(Figure data in JSON)
━━━━━━━━
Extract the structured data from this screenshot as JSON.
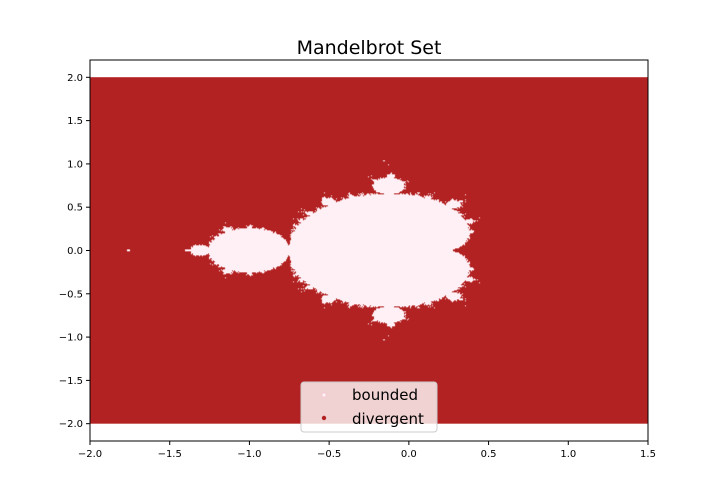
{
  "chart_data": {
    "type": "scatter",
    "title": "Mandelbrot Set",
    "xlabel": "",
    "ylabel": "",
    "xlim": [
      -2.0,
      1.5
    ],
    "ylim": [
      -2.2,
      2.2
    ],
    "data_extent": {
      "x": [
        -2.0,
        1.5
      ],
      "y": [
        -2.0,
        2.0
      ]
    },
    "x_ticks": [
      "−2.0",
      "−1.5",
      "−1.0",
      "−0.5",
      "0.0",
      "0.5",
      "1.0",
      "1.5"
    ],
    "x_tick_values": [
      -2.0,
      -1.5,
      -1.0,
      -0.5,
      0.0,
      0.5,
      1.0,
      1.5
    ],
    "y_ticks": [
      "−2.0",
      "−1.5",
      "−1.0",
      "−0.5",
      "0.0",
      "0.5",
      "1.0",
      "1.5",
      "2.0"
    ],
    "y_tick_values": [
      -2.0,
      -1.5,
      -1.0,
      -0.5,
      0.0,
      0.5,
      1.0,
      1.5,
      2.0
    ],
    "grid": false,
    "legend_position": "bottom-center",
    "series": [
      {
        "name": "bounded",
        "color": "#fff0f5",
        "description_values": {
          "main_cardioid_x_range": [
            -0.75,
            0.37
          ],
          "period2_bulb_center": [
            -1.0,
            0.0
          ]
        }
      },
      {
        "name": "divergent",
        "color": "#b22222"
      }
    ]
  }
}
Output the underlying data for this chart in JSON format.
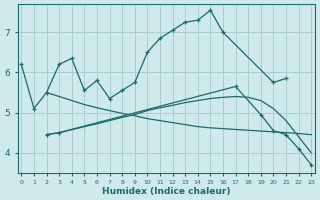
{
  "xlabel": "Humidex (Indice chaleur)",
  "background_color": "#ceeaea",
  "grid_color": "#aacfcf",
  "line_color": "#1a6b6b",
  "x_ticks": [
    0,
    1,
    2,
    3,
    4,
    5,
    6,
    7,
    8,
    9,
    10,
    11,
    12,
    13,
    14,
    15,
    16,
    17,
    18,
    19,
    20,
    21,
    22,
    23
  ],
  "y_ticks": [
    4,
    5,
    6,
    7
  ],
  "ylim": [
    3.5,
    7.7
  ],
  "xlim": [
    -0.3,
    23.3
  ],
  "line1_x": [
    0,
    1,
    2,
    3,
    4,
    5,
    6,
    7,
    8,
    9,
    10,
    11,
    12,
    13,
    14,
    15,
    16,
    20,
    21
  ],
  "line1_y": [
    6.2,
    5.1,
    5.5,
    6.2,
    6.35,
    5.55,
    5.8,
    5.35,
    5.55,
    5.75,
    6.5,
    6.85,
    7.05,
    7.25,
    7.3,
    7.55,
    7.0,
    5.75,
    5.85
  ],
  "line2_x": [
    2,
    3,
    17,
    19,
    20,
    21,
    22,
    23
  ],
  "line2_y": [
    4.45,
    4.5,
    5.65,
    4.95,
    4.55,
    4.45,
    4.1,
    3.7
  ],
  "line3_x": [
    2,
    3,
    5,
    6,
    7,
    8,
    9,
    10,
    11,
    12,
    13,
    14,
    15,
    16,
    17,
    18,
    19,
    20,
    21,
    22,
    23
  ],
  "line3_y": [
    4.45,
    4.5,
    4.65,
    4.72,
    4.8,
    4.88,
    4.95,
    5.05,
    5.12,
    5.18,
    5.25,
    5.3,
    5.35,
    5.38,
    5.4,
    5.38,
    5.3,
    5.1,
    4.8,
    4.4,
    4.0
  ],
  "line4_x": [
    2,
    3,
    4,
    5,
    6,
    7,
    8,
    9,
    10,
    11,
    12,
    13,
    14,
    15,
    16,
    17,
    18,
    19,
    20,
    21,
    22,
    23
  ],
  "line4_y": [
    5.5,
    5.4,
    5.3,
    5.2,
    5.12,
    5.05,
    4.98,
    4.92,
    4.85,
    4.8,
    4.75,
    4.7,
    4.65,
    4.62,
    4.6,
    4.58,
    4.56,
    4.54,
    4.52,
    4.5,
    4.48,
    4.45
  ]
}
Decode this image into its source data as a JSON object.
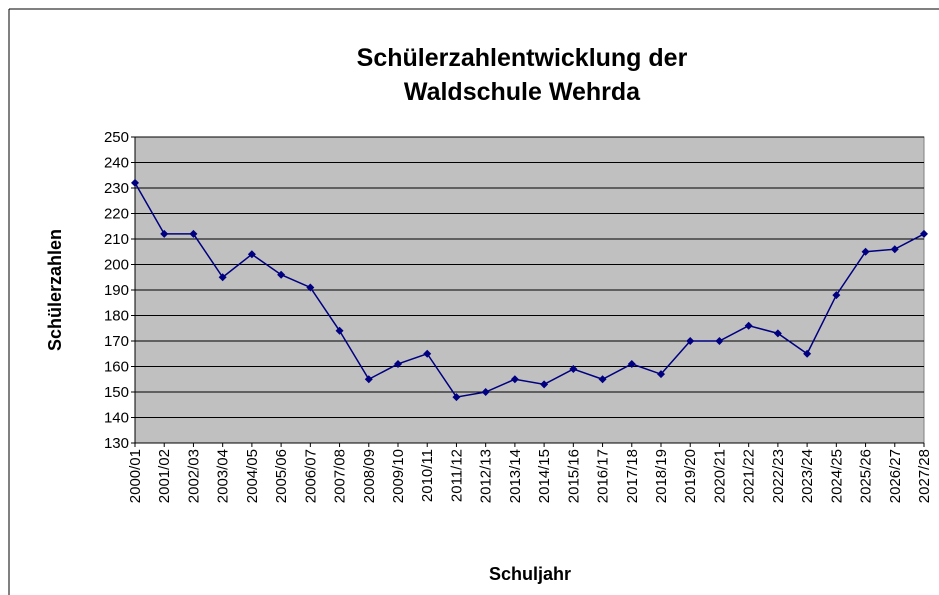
{
  "chart_data": {
    "type": "line",
    "title": [
      "Schülerzahlentwicklung der",
      "Waldschule Wehrda"
    ],
    "x_label": "Schuljahr",
    "y_label": "Schülerzahlen",
    "categories": [
      "2000/01",
      "2001/02",
      "2002/03",
      "2003/04",
      "2004/05",
      "2005/06",
      "2006/07",
      "2007/08",
      "2008/09",
      "2009/10",
      "2010/11",
      "2011/12",
      "2012/13",
      "2013/14",
      "2014/15",
      "2015/16",
      "2016/17",
      "2017/18",
      "2018/19",
      "2019/20",
      "2020/21",
      "2021/22",
      "2022/23",
      "2023/24",
      "2024/25",
      "2025/26",
      "2026/27",
      "2027/28"
    ],
    "series": [
      {
        "name": "Schülerzahlen",
        "color": "#000080",
        "values": [
          232,
          212,
          212,
          195,
          204,
          196,
          191,
          174,
          155,
          161,
          165,
          148,
          150,
          155,
          153,
          159,
          155,
          161,
          157,
          170,
          170,
          176,
          173,
          165,
          188,
          205,
          206,
          212
        ]
      }
    ],
    "ylim": [
      130,
      250
    ],
    "yticks": [
      130,
      140,
      150,
      160,
      170,
      180,
      190,
      200,
      210,
      220,
      230,
      240,
      250
    ],
    "grid": true,
    "plot_background": "#c0c0c0"
  }
}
━━━━━━━━
> **TASK STATEMENT**
All of the material above needs to be restated exactly, with no pictures.

> **COMPLETE ANSWER**
Extract the structured data from this screenshot as JSON.
{
  "chart_data": {
    "type": "scatter",
    "title": "Mandelbrot Set",
    "xlabel": "",
    "ylabel": "",
    "xlim": [
      -2.0,
      1.5
    ],
    "ylim": [
      -2.2,
      2.2
    ],
    "data_extent": {
      "x": [
        -2.0,
        1.5
      ],
      "y": [
        -2.0,
        2.0
      ]
    },
    "x_ticks": [
      "−2.0",
      "−1.5",
      "−1.0",
      "−0.5",
      "0.0",
      "0.5",
      "1.0",
      "1.5"
    ],
    "x_tick_values": [
      -2.0,
      -1.5,
      -1.0,
      -0.5,
      0.0,
      0.5,
      1.0,
      1.5
    ],
    "y_ticks": [
      "−2.0",
      "−1.5",
      "−1.0",
      "−0.5",
      "0.0",
      "0.5",
      "1.0",
      "1.5",
      "2.0"
    ],
    "y_tick_values": [
      -2.0,
      -1.5,
      -1.0,
      -0.5,
      0.0,
      0.5,
      1.0,
      1.5,
      2.0
    ],
    "grid": false,
    "legend_position": "bottom-center",
    "series": [
      {
        "name": "bounded",
        "color": "#fff0f5",
        "description_values": {
          "main_cardioid_x_range": [
            -0.75,
            0.37
          ],
          "period2_bulb_center": [
            -1.0,
            0.0
          ]
        }
      },
      {
        "name": "divergent",
        "color": "#b22222"
      }
    ]
  }
}
Output the underlying data for this chart in JSON format.
{
  "xlabel": "Humidex (Indice chaleur)",
  "background_color": "#ceeaea",
  "grid_color": "#aacfcf",
  "line_color": "#1a6b6b",
  "x_ticks": [
    0,
    1,
    2,
    3,
    4,
    5,
    6,
    7,
    8,
    9,
    10,
    11,
    12,
    13,
    14,
    15,
    16,
    17,
    18,
    19,
    20,
    21,
    22,
    23
  ],
  "y_ticks": [
    4,
    5,
    6,
    7
  ],
  "ylim": [
    3.5,
    7.7
  ],
  "xlim": [
    -0.3,
    23.3
  ],
  "line1_x": [
    0,
    1,
    2,
    3,
    4,
    5,
    6,
    7,
    8,
    9,
    10,
    11,
    12,
    13,
    14,
    15,
    16,
    20,
    21
  ],
  "line1_y": [
    6.2,
    5.1,
    5.5,
    6.2,
    6.35,
    5.55,
    5.8,
    5.35,
    5.55,
    5.75,
    6.5,
    6.85,
    7.05,
    7.25,
    7.3,
    7.55,
    7.0,
    5.75,
    5.85
  ],
  "line2_x": [
    2,
    3,
    17,
    19,
    20,
    21,
    22,
    23
  ],
  "line2_y": [
    4.45,
    4.5,
    5.65,
    4.95,
    4.55,
    4.45,
    4.1,
    3.7
  ],
  "line3_x": [
    2,
    3,
    5,
    6,
    7,
    8,
    9,
    10,
    11,
    12,
    13,
    14,
    15,
    16,
    17,
    18,
    19,
    20,
    21,
    22,
    23
  ],
  "line3_y": [
    4.45,
    4.5,
    4.65,
    4.72,
    4.8,
    4.88,
    4.95,
    5.05,
    5.12,
    5.18,
    5.25,
    5.3,
    5.35,
    5.38,
    5.4,
    5.38,
    5.3,
    5.1,
    4.8,
    4.4,
    4.0
  ],
  "line4_x": [
    2,
    3,
    4,
    5,
    6,
    7,
    8,
    9,
    10,
    11,
    12,
    13,
    14,
    15,
    16,
    17,
    18,
    19,
    20,
    21,
    22,
    23
  ],
  "line4_y": [
    5.5,
    5.4,
    5.3,
    5.2,
    5.12,
    5.05,
    4.98,
    4.92,
    4.85,
    4.8,
    4.75,
    4.7,
    4.65,
    4.62,
    4.6,
    4.58,
    4.56,
    4.54,
    4.52,
    4.5,
    4.48,
    4.45
  ]
}
Decode this image into its source data as a JSON object.
{
  "chart_data": {
    "type": "line",
    "title": [
      "Schülerzahlentwicklung der",
      "Waldschule Wehrda"
    ],
    "x_label": "Schuljahr",
    "y_label": "Schülerzahlen",
    "categories": [
      "2000/01",
      "2001/02",
      "2002/03",
      "2003/04",
      "2004/05",
      "2005/06",
      "2006/07",
      "2007/08",
      "2008/09",
      "2009/10",
      "2010/11",
      "2011/12",
      "2012/13",
      "2013/14",
      "2014/15",
      "2015/16",
      "2016/17",
      "2017/18",
      "2018/19",
      "2019/20",
      "2020/21",
      "2021/22",
      "2022/23",
      "2023/24",
      "2024/25",
      "2025/26",
      "2026/27",
      "2027/28"
    ],
    "series": [
      {
        "name": "Schülerzahlen",
        "color": "#000080",
        "values": [
          232,
          212,
          212,
          195,
          204,
          196,
          191,
          174,
          155,
          161,
          165,
          148,
          150,
          155,
          153,
          159,
          155,
          161,
          157,
          170,
          170,
          176,
          173,
          165,
          188,
          205,
          206,
          212
        ]
      }
    ],
    "ylim": [
      130,
      250
    ],
    "yticks": [
      130,
      140,
      150,
      160,
      170,
      180,
      190,
      200,
      210,
      220,
      230,
      240,
      250
    ],
    "grid": true,
    "plot_background": "#c0c0c0"
  }
}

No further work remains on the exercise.